> Requirement
Exactly repeat the material, dropping only the pictures.

(Entries with figure data)
◆ ◆ ◆
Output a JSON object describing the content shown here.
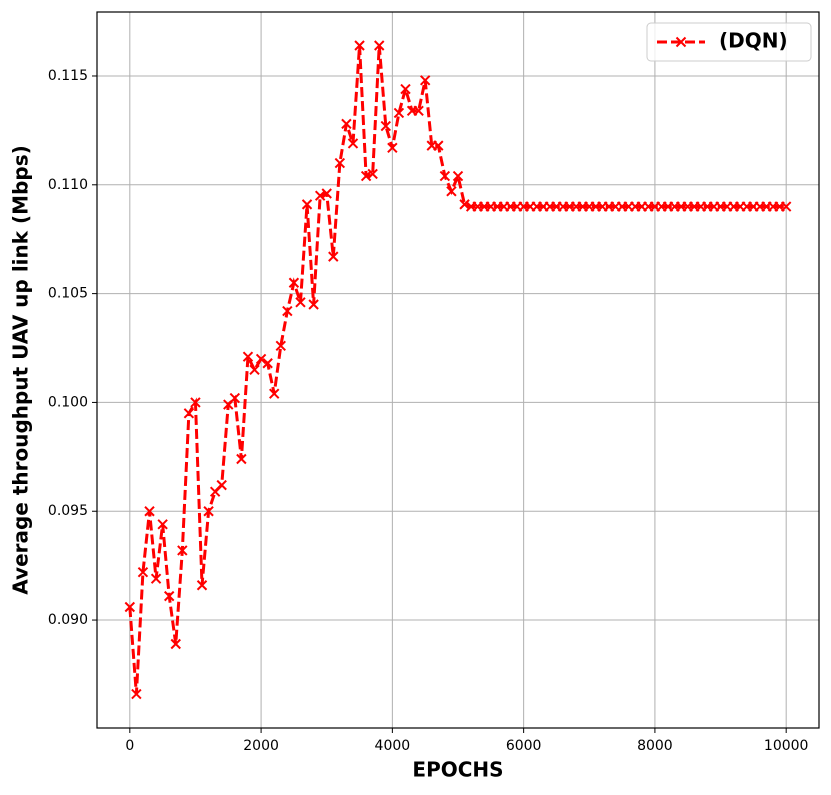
{
  "chart_data": {
    "type": "line",
    "xlabel": "EPOCHS",
    "ylabel": "Average throughput UAV up link (Mbps)",
    "x": [
      0,
      100,
      200,
      300,
      400,
      500,
      600,
      700,
      800,
      900,
      1000,
      1100,
      1200,
      1300,
      1400,
      1500,
      1600,
      1700,
      1800,
      1900,
      2000,
      2100,
      2200,
      2300,
      2400,
      2500,
      2600,
      2700,
      2800,
      2900,
      3000,
      3100,
      3200,
      3300,
      3400,
      3500,
      3600,
      3700,
      3800,
      3900,
      4000,
      4100,
      4200,
      4300,
      4400,
      4500,
      4600,
      4700,
      4800,
      4900,
      5000,
      5100,
      5200,
      5300,
      5400,
      5500,
      5600,
      5700,
      5800,
      5900,
      6000,
      6100,
      6200,
      6300,
      6400,
      6500,
      6600,
      6700,
      6800,
      6900,
      7000,
      7100,
      7200,
      7300,
      7400,
      7500,
      7600,
      7700,
      7800,
      7900,
      8000,
      8100,
      8200,
      8300,
      8400,
      8500,
      8600,
      8700,
      8800,
      8900,
      9000,
      9100,
      9200,
      9300,
      9400,
      9500,
      9600,
      9700,
      9800,
      9900,
      10000
    ],
    "series": [
      {
        "name": "(DQN)",
        "color": "#ff0000",
        "values": [
          0.0906,
          0.0866,
          0.0922,
          0.095,
          0.0919,
          0.0944,
          0.0911,
          0.0889,
          0.0932,
          0.0995,
          0.1,
          0.0916,
          0.095,
          0.0959,
          0.0962,
          0.0999,
          0.1002,
          0.0974,
          0.1021,
          0.1015,
          0.102,
          0.1018,
          0.1004,
          0.1026,
          0.1042,
          0.1055,
          0.1046,
          0.1091,
          0.1045,
          0.1095,
          0.1096,
          0.1067,
          0.111,
          0.1128,
          0.1119,
          0.1164,
          0.1104,
          0.1105,
          0.1164,
          0.1127,
          0.1117,
          0.1133,
          0.1144,
          0.1134,
          0.1134,
          0.1148,
          0.1118,
          0.1118,
          0.1104,
          0.1097,
          0.1104,
          0.1091,
          0.109,
          0.109,
          0.109,
          0.109,
          0.109,
          0.109,
          0.109,
          0.109,
          0.109,
          0.109,
          0.109,
          0.109,
          0.109,
          0.109,
          0.109,
          0.109,
          0.109,
          0.109,
          0.109,
          0.109,
          0.109,
          0.109,
          0.109,
          0.109,
          0.109,
          0.109,
          0.109,
          0.109,
          0.109,
          0.109,
          0.109,
          0.109,
          0.109,
          0.109,
          0.109,
          0.109,
          0.109,
          0.109,
          0.109,
          0.109,
          0.109,
          0.109,
          0.109,
          0.109,
          0.109,
          0.109,
          0.109,
          0.109,
          0.109
        ]
      }
    ],
    "xlim": [
      -500,
      10500
    ],
    "ylim": [
      0.08504,
      0.11794
    ],
    "xticks": [
      0,
      2000,
      4000,
      6000,
      8000,
      10000
    ],
    "yticks": [
      {
        "value": 0.09,
        "label": "0.090"
      },
      0.095,
      {
        "value": 0.1,
        "label": "0.100"
      },
      0.105,
      {
        "value": 0.11,
        "label": "0.110"
      },
      0.115
    ],
    "grid": true,
    "legend": "upper right"
  }
}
◆ ◆ ◆
> Exercise result
Output a JSON object describing the content shown here.
{
  "chart_data": {
    "type": "line",
    "xlabel": "EPOCHS",
    "ylabel": "Average throughput UAV up link (Mbps)",
    "x": [
      0,
      100,
      200,
      300,
      400,
      500,
      600,
      700,
      800,
      900,
      1000,
      1100,
      1200,
      1300,
      1400,
      1500,
      1600,
      1700,
      1800,
      1900,
      2000,
      2100,
      2200,
      2300,
      2400,
      2500,
      2600,
      2700,
      2800,
      2900,
      3000,
      3100,
      3200,
      3300,
      3400,
      3500,
      3600,
      3700,
      3800,
      3900,
      4000,
      4100,
      4200,
      4300,
      4400,
      4500,
      4600,
      4700,
      4800,
      4900,
      5000,
      5100,
      5200,
      5300,
      5400,
      5500,
      5600,
      5700,
      5800,
      5900,
      6000,
      6100,
      6200,
      6300,
      6400,
      6500,
      6600,
      6700,
      6800,
      6900,
      7000,
      7100,
      7200,
      7300,
      7400,
      7500,
      7600,
      7700,
      7800,
      7900,
      8000,
      8100,
      8200,
      8300,
      8400,
      8500,
      8600,
      8700,
      8800,
      8900,
      9000,
      9100,
      9200,
      9300,
      9400,
      9500,
      9600,
      9700,
      9800,
      9900,
      10000
    ],
    "series": [
      {
        "name": "(DQN)",
        "color": "#ff0000",
        "values": [
          0.0906,
          0.0866,
          0.0922,
          0.095,
          0.0919,
          0.0944,
          0.0911,
          0.0889,
          0.0932,
          0.0995,
          0.1,
          0.0916,
          0.095,
          0.0959,
          0.0962,
          0.0999,
          0.1002,
          0.0974,
          0.1021,
          0.1015,
          0.102,
          0.1018,
          0.1004,
          0.1026,
          0.1042,
          0.1055,
          0.1046,
          0.1091,
          0.1045,
          0.1095,
          0.1096,
          0.1067,
          0.111,
          0.1128,
          0.1119,
          0.1164,
          0.1104,
          0.1105,
          0.1164,
          0.1127,
          0.1117,
          0.1133,
          0.1144,
          0.1134,
          0.1134,
          0.1148,
          0.1118,
          0.1118,
          0.1104,
          0.1097,
          0.1104,
          0.1091,
          0.109,
          0.109,
          0.109,
          0.109,
          0.109,
          0.109,
          0.109,
          0.109,
          0.109,
          0.109,
          0.109,
          0.109,
          0.109,
          0.109,
          0.109,
          0.109,
          0.109,
          0.109,
          0.109,
          0.109,
          0.109,
          0.109,
          0.109,
          0.109,
          0.109,
          0.109,
          0.109,
          0.109,
          0.109,
          0.109,
          0.109,
          0.109,
          0.109,
          0.109,
          0.109,
          0.109,
          0.109,
          0.109,
          0.109,
          0.109,
          0.109,
          0.109,
          0.109,
          0.109,
          0.109,
          0.109,
          0.109,
          0.109,
          0.109
        ]
      }
    ],
    "xlim": [
      -500,
      10500
    ],
    "ylim": [
      0.08504,
      0.11794
    ],
    "xticks": [
      0,
      2000,
      4000,
      6000,
      8000,
      10000
    ],
    "yticks": [
      {
        "value": 0.09,
        "label": "0.090"
      },
      0.095,
      {
        "value": 0.1,
        "label": "0.100"
      },
      0.105,
      {
        "value": 0.11,
        "label": "0.110"
      },
      0.115
    ],
    "grid": true,
    "legend": "upper right"
  }
}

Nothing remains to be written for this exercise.